Begin INFORMATION PROVIDED

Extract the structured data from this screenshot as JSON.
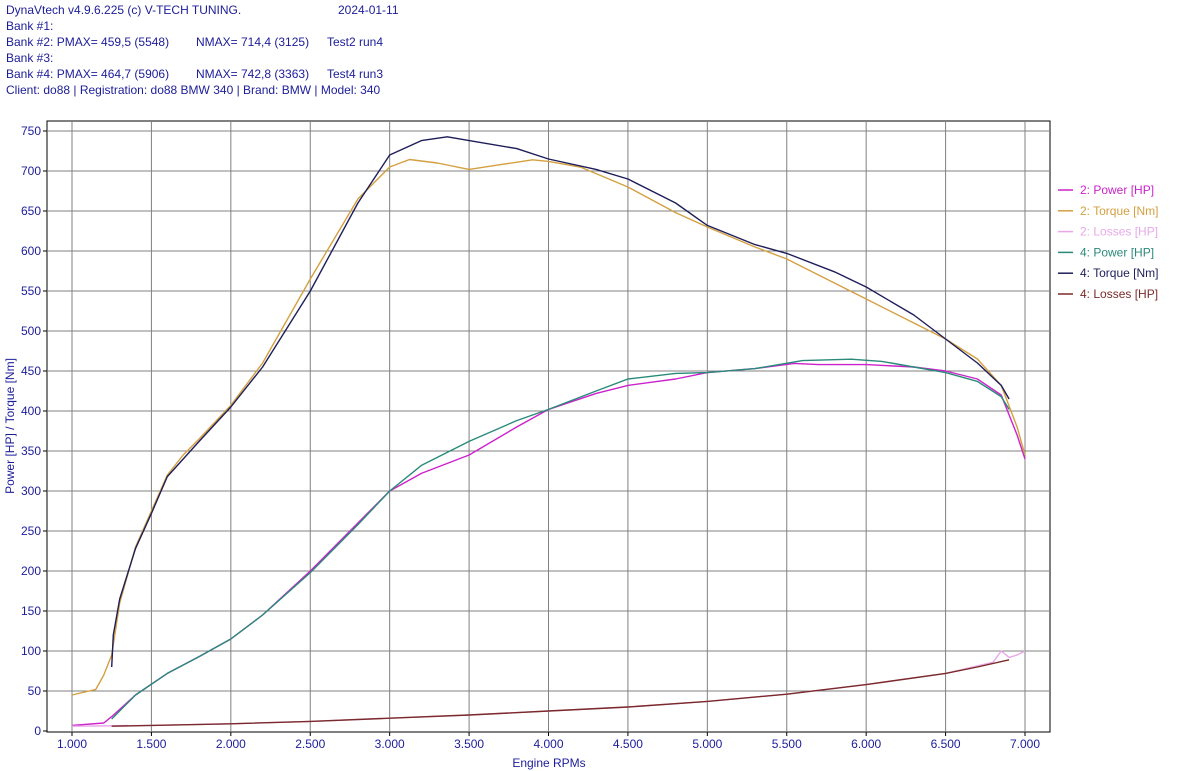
{
  "header": {
    "line1_app": "DynaVtech v4.9.6.225 (c) V-TECH TUNING.",
    "line1_date": "2024-01-11",
    "bank1": "Bank #1:",
    "bank2_label": "Bank #2: PMAX= 459,5 (5548)",
    "bank2_nmax": "NMAX= 714,4 (3125)",
    "bank2_test": "Test2 run4",
    "bank3": "Bank #3:",
    "bank4_label": "Bank #4: PMAX= 464,7 (5906)",
    "bank4_nmax": "NMAX= 742,8 (3363)",
    "bank4_test": "Test4 run3",
    "client": "Client: do88 | Registration: do88 BMW 340 | Brand: BMW | Model: 340"
  },
  "chart_data": {
    "type": "line",
    "xlabel": "Engine RPMs",
    "ylabel": "Power [HP] / Torque [Nm]",
    "xlim": [
      900,
      7150
    ],
    "ylim": [
      0,
      760
    ],
    "x_ticks": [
      1000,
      1500,
      2000,
      2500,
      3000,
      3500,
      4000,
      4500,
      5000,
      5500,
      6000,
      6500,
      7000
    ],
    "x_tick_labels": [
      "1.000",
      "1.500",
      "2.000",
      "2.500",
      "3.000",
      "3.500",
      "4.000",
      "4.500",
      "5.000",
      "5.500",
      "6.000",
      "6.500",
      "7.000"
    ],
    "y_ticks": [
      0,
      50,
      100,
      150,
      200,
      250,
      300,
      350,
      400,
      450,
      500,
      550,
      600,
      650,
      700,
      750
    ],
    "y_tick_labels": [
      "0",
      "50",
      "100",
      "150",
      "200",
      "250",
      "300",
      "350",
      "400",
      "450",
      "500",
      "550",
      "600",
      "650",
      "700",
      "750"
    ],
    "grid": true,
    "legend_position": "right",
    "series": [
      {
        "name": "2: Power [HP]",
        "color": "#cc22cc",
        "x": [
          1000,
          1200,
          1250,
          1400,
          1600,
          1800,
          2000,
          2200,
          2500,
          2800,
          3000,
          3200,
          3500,
          3800,
          4000,
          4300,
          4500,
          4800,
          5000,
          5300,
          5548,
          5700,
          6000,
          6300,
          6500,
          6700,
          6850,
          6950,
          7000
        ],
        "y": [
          7,
          10,
          18,
          45,
          72,
          93,
          115,
          145,
          200,
          260,
          300,
          322,
          345,
          380,
          402,
          422,
          432,
          440,
          448,
          453,
          459.5,
          458,
          458,
          455,
          450,
          440,
          420,
          370,
          340
        ]
      },
      {
        "name": "2: Torque [Nm]",
        "color": "#d4a040",
        "x": [
          1000,
          1150,
          1200,
          1250,
          1300,
          1400,
          1500,
          1600,
          1700,
          1800,
          2000,
          2200,
          2500,
          2800,
          3000,
          3125,
          3300,
          3500,
          3700,
          3900,
          4000,
          4200,
          4500,
          4800,
          5000,
          5300,
          5500,
          5800,
          6000,
          6300,
          6500,
          6700,
          6850,
          6950,
          7000
        ],
        "y": [
          45,
          52,
          70,
          95,
          160,
          230,
          275,
          320,
          345,
          365,
          407,
          460,
          565,
          665,
          705,
          714.4,
          710,
          702,
          708,
          714,
          712,
          705,
          680,
          648,
          630,
          605,
          590,
          560,
          540,
          510,
          490,
          465,
          432,
          380,
          345
        ]
      },
      {
        "name": "2: Losses [HP]",
        "color": "#e8a8e8",
        "x": [
          1000,
          1500,
          2000,
          2500,
          3000,
          3500,
          4000,
          4500,
          5000,
          5500,
          6000,
          6500,
          6800,
          6850,
          6900,
          6950,
          7000
        ],
        "y": [
          6,
          7,
          9,
          12,
          16,
          20,
          25,
          30,
          37,
          46,
          58,
          72,
          86,
          100,
          92,
          95,
          100
        ]
      },
      {
        "name": "4: Power [HP]",
        "color": "#2a8a7a",
        "x": [
          1250,
          1400,
          1600,
          1800,
          2000,
          2200,
          2500,
          2800,
          3000,
          3200,
          3500,
          3800,
          4000,
          4300,
          4500,
          4800,
          5000,
          5300,
          5600,
          5906,
          6100,
          6300,
          6500,
          6700,
          6850,
          6900
        ],
        "y": [
          15,
          45,
          72,
          93,
          115,
          145,
          198,
          258,
          300,
          332,
          362,
          388,
          402,
          425,
          440,
          447,
          448,
          453,
          463,
          464.7,
          462,
          455,
          448,
          437,
          418,
          402
        ]
      },
      {
        "name": "4: Torque [Nm]",
        "color": "#1e1e5a",
        "x": [
          1250,
          1260,
          1300,
          1400,
          1500,
          1600,
          1700,
          1800,
          2000,
          2200,
          2500,
          2800,
          3000,
          3200,
          3363,
          3500,
          3800,
          4000,
          4300,
          4500,
          4800,
          5000,
          5300,
          5500,
          5800,
          6000,
          6300,
          6500,
          6700,
          6850,
          6900
        ],
        "y": [
          80,
          120,
          165,
          228,
          272,
          318,
          340,
          362,
          405,
          455,
          550,
          660,
          720,
          738,
          742.8,
          738,
          728,
          715,
          702,
          690,
          660,
          632,
          608,
          597,
          574,
          555,
          520,
          490,
          460,
          432,
          415
        ]
      },
      {
        "name": "4: Losses [HP]",
        "color": "#7a2a2a",
        "x": [
          1250,
          1500,
          2000,
          2500,
          3000,
          3500,
          4000,
          4500,
          5000,
          5500,
          6000,
          6500,
          6700,
          6900
        ],
        "y": [
          6,
          7,
          9,
          12,
          16,
          20,
          25,
          30,
          37,
          46,
          58,
          72,
          80,
          89
        ]
      }
    ]
  }
}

End INFORMATION PROVIDED

• [THE EXERCISE] Repeat the material verbatim. Do not carry over any picture.

• [SOLVED EXERCISE]
Extract the structured data from this screenshot as JSON.
{
  "header": {
    "line1_app": "DynaVtech v4.9.6.225 (c) V-TECH TUNING.",
    "line1_date": "2024-01-11",
    "bank1": "Bank #1:",
    "bank2_label": "Bank #2: PMAX= 459,5 (5548)",
    "bank2_nmax": "NMAX= 714,4 (3125)",
    "bank2_test": "Test2 run4",
    "bank3": "Bank #3:",
    "bank4_label": "Bank #4: PMAX= 464,7 (5906)",
    "bank4_nmax": "NMAX= 742,8 (3363)",
    "bank4_test": "Test4 run3",
    "client": "Client: do88 | Registration: do88 BMW 340 | Brand: BMW | Model: 340"
  },
  "chart_data": {
    "type": "line",
    "xlabel": "Engine RPMs",
    "ylabel": "Power [HP] / Torque [Nm]",
    "xlim": [
      900,
      7150
    ],
    "ylim": [
      0,
      760
    ],
    "x_ticks": [
      1000,
      1500,
      2000,
      2500,
      3000,
      3500,
      4000,
      4500,
      5000,
      5500,
      6000,
      6500,
      7000
    ],
    "x_tick_labels": [
      "1.000",
      "1.500",
      "2.000",
      "2.500",
      "3.000",
      "3.500",
      "4.000",
      "4.500",
      "5.000",
      "5.500",
      "6.000",
      "6.500",
      "7.000"
    ],
    "y_ticks": [
      0,
      50,
      100,
      150,
      200,
      250,
      300,
      350,
      400,
      450,
      500,
      550,
      600,
      650,
      700,
      750
    ],
    "y_tick_labels": [
      "0",
      "50",
      "100",
      "150",
      "200",
      "250",
      "300",
      "350",
      "400",
      "450",
      "500",
      "550",
      "600",
      "650",
      "700",
      "750"
    ],
    "grid": true,
    "legend_position": "right",
    "series": [
      {
        "name": "2: Power [HP]",
        "color": "#cc22cc",
        "x": [
          1000,
          1200,
          1250,
          1400,
          1600,
          1800,
          2000,
          2200,
          2500,
          2800,
          3000,
          3200,
          3500,
          3800,
          4000,
          4300,
          4500,
          4800,
          5000,
          5300,
          5548,
          5700,
          6000,
          6300,
          6500,
          6700,
          6850,
          6950,
          7000
        ],
        "y": [
          7,
          10,
          18,
          45,
          72,
          93,
          115,
          145,
          200,
          260,
          300,
          322,
          345,
          380,
          402,
          422,
          432,
          440,
          448,
          453,
          459.5,
          458,
          458,
          455,
          450,
          440,
          420,
          370,
          340
        ]
      },
      {
        "name": "2: Torque [Nm]",
        "color": "#d4a040",
        "x": [
          1000,
          1150,
          1200,
          1250,
          1300,
          1400,
          1500,
          1600,
          1700,
          1800,
          2000,
          2200,
          2500,
          2800,
          3000,
          3125,
          3300,
          3500,
          3700,
          3900,
          4000,
          4200,
          4500,
          4800,
          5000,
          5300,
          5500,
          5800,
          6000,
          6300,
          6500,
          6700,
          6850,
          6950,
          7000
        ],
        "y": [
          45,
          52,
          70,
          95,
          160,
          230,
          275,
          320,
          345,
          365,
          407,
          460,
          565,
          665,
          705,
          714.4,
          710,
          702,
          708,
          714,
          712,
          705,
          680,
          648,
          630,
          605,
          590,
          560,
          540,
          510,
          490,
          465,
          432,
          380,
          345
        ]
      },
      {
        "name": "2: Losses [HP]",
        "color": "#e8a8e8",
        "x": [
          1000,
          1500,
          2000,
          2500,
          3000,
          3500,
          4000,
          4500,
          5000,
          5500,
          6000,
          6500,
          6800,
          6850,
          6900,
          6950,
          7000
        ],
        "y": [
          6,
          7,
          9,
          12,
          16,
          20,
          25,
          30,
          37,
          46,
          58,
          72,
          86,
          100,
          92,
          95,
          100
        ]
      },
      {
        "name": "4: Power [HP]",
        "color": "#2a8a7a",
        "x": [
          1250,
          1400,
          1600,
          1800,
          2000,
          2200,
          2500,
          2800,
          3000,
          3200,
          3500,
          3800,
          4000,
          4300,
          4500,
          4800,
          5000,
          5300,
          5600,
          5906,
          6100,
          6300,
          6500,
          6700,
          6850,
          6900
        ],
        "y": [
          15,
          45,
          72,
          93,
          115,
          145,
          198,
          258,
          300,
          332,
          362,
          388,
          402,
          425,
          440,
          447,
          448,
          453,
          463,
          464.7,
          462,
          455,
          448,
          437,
          418,
          402
        ]
      },
      {
        "name": "4: Torque [Nm]",
        "color": "#1e1e5a",
        "x": [
          1250,
          1260,
          1300,
          1400,
          1500,
          1600,
          1700,
          1800,
          2000,
          2200,
          2500,
          2800,
          3000,
          3200,
          3363,
          3500,
          3800,
          4000,
          4300,
          4500,
          4800,
          5000,
          5300,
          5500,
          5800,
          6000,
          6300,
          6500,
          6700,
          6850,
          6900
        ],
        "y": [
          80,
          120,
          165,
          228,
          272,
          318,
          340,
          362,
          405,
          455,
          550,
          660,
          720,
          738,
          742.8,
          738,
          728,
          715,
          702,
          690,
          660,
          632,
          608,
          597,
          574,
          555,
          520,
          490,
          460,
          432,
          415
        ]
      },
      {
        "name": "4: Losses [HP]",
        "color": "#7a2a2a",
        "x": [
          1250,
          1500,
          2000,
          2500,
          3000,
          3500,
          4000,
          4500,
          5000,
          5500,
          6000,
          6500,
          6700,
          6900
        ],
        "y": [
          6,
          7,
          9,
          12,
          16,
          20,
          25,
          30,
          37,
          46,
          58,
          72,
          80,
          89
        ]
      }
    ]
  }
}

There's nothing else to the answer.